What to produce — The required result is the exact run of lines beginning at the one containing "Serialize everything readable" and ending at the last line of the entries.

Supplied data —

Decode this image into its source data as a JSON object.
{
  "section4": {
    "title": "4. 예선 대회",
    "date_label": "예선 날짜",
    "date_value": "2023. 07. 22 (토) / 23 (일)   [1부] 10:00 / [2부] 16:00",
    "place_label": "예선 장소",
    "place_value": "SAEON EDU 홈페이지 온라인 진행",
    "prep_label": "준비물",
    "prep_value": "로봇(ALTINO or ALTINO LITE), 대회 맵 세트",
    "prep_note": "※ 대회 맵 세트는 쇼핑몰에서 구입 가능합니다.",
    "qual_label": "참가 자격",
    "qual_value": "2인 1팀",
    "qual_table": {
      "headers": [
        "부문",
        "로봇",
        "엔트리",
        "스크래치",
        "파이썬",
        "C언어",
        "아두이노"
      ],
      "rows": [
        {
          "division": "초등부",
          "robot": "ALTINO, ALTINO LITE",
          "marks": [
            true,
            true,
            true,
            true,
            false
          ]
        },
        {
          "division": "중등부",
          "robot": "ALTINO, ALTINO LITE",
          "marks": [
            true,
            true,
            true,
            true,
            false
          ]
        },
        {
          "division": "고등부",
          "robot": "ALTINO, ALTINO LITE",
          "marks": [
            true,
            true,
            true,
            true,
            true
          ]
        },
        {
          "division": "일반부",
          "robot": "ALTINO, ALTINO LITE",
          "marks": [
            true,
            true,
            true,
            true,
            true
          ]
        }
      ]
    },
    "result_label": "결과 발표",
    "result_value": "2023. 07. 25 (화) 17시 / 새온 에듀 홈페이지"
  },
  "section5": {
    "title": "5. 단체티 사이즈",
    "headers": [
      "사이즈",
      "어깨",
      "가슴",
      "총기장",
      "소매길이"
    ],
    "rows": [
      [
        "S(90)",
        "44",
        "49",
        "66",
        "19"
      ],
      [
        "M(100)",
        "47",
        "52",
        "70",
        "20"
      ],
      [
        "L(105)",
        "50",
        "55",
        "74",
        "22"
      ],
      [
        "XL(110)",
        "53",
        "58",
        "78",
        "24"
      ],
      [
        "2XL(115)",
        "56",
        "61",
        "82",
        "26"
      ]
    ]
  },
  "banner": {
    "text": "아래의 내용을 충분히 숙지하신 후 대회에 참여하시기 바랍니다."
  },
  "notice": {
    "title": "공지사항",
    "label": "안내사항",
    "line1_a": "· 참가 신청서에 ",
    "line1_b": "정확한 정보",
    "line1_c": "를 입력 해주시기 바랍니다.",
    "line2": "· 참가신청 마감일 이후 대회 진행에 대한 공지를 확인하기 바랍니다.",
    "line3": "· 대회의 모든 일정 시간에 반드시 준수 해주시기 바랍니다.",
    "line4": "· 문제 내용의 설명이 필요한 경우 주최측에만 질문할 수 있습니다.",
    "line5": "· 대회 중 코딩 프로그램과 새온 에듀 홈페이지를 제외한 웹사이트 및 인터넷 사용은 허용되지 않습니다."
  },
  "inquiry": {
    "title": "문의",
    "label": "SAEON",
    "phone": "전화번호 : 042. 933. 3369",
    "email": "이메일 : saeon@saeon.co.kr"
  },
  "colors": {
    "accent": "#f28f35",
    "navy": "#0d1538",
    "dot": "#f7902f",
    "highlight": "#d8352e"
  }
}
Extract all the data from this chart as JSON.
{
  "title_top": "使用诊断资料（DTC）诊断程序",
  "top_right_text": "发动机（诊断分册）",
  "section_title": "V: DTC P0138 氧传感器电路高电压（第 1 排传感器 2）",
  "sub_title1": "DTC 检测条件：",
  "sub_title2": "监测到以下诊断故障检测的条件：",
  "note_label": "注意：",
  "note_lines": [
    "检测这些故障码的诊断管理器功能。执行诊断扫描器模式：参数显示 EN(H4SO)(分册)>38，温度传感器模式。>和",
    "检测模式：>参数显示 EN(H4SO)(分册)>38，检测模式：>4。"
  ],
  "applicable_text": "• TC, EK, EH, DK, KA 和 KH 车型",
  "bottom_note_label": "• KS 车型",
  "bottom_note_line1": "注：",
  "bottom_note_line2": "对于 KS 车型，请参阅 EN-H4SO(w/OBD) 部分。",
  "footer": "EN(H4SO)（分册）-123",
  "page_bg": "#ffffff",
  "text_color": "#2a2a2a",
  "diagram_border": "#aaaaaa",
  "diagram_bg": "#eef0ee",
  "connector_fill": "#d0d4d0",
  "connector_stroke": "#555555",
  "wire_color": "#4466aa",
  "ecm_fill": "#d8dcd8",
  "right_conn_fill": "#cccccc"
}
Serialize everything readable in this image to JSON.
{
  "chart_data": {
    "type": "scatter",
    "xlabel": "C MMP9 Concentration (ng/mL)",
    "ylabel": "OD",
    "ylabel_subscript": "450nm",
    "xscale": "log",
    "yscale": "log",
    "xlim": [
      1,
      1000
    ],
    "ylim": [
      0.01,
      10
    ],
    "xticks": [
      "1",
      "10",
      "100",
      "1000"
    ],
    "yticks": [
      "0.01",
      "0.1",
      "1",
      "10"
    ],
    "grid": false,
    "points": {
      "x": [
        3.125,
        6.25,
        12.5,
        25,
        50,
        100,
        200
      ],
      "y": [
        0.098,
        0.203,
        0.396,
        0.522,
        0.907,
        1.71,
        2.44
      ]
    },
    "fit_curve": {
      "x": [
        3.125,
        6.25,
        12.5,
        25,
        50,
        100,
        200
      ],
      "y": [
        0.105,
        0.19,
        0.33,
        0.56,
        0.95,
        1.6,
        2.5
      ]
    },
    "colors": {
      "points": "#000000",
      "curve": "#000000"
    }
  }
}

Solution to this problem —
Serialize everything readable in this image to JSON.
{
  "chart_data": {
    "type": "scatter",
    "xlabel": "C MMP9 Concentration (ng/mL)",
    "ylabel": "OD",
    "ylabel_subscript": "450nm",
    "xscale": "log",
    "yscale": "log",
    "xlim": [
      1,
      1000
    ],
    "ylim": [
      0.01,
      10
    ],
    "xticks": [
      "1",
      "10",
      "100",
      "1000"
    ],
    "yticks": [
      "0.01",
      "0.1",
      "1",
      "10"
    ],
    "grid": false,
    "points": {
      "x": [
        3.125,
        6.25,
        12.5,
        25,
        50,
        100,
        200
      ],
      "y": [
        0.098,
        0.203,
        0.396,
        0.522,
        0.907,
        1.71,
        2.44
      ]
    },
    "fit_curve": {
      "x": [
        3.125,
        6.25,
        12.5,
        25,
        50,
        100,
        200
      ],
      "y": [
        0.105,
        0.19,
        0.33,
        0.56,
        0.95,
        1.6,
        2.5
      ]
    },
    "colors": {
      "points": "#000000",
      "curve": "#000000"
    }
  }
}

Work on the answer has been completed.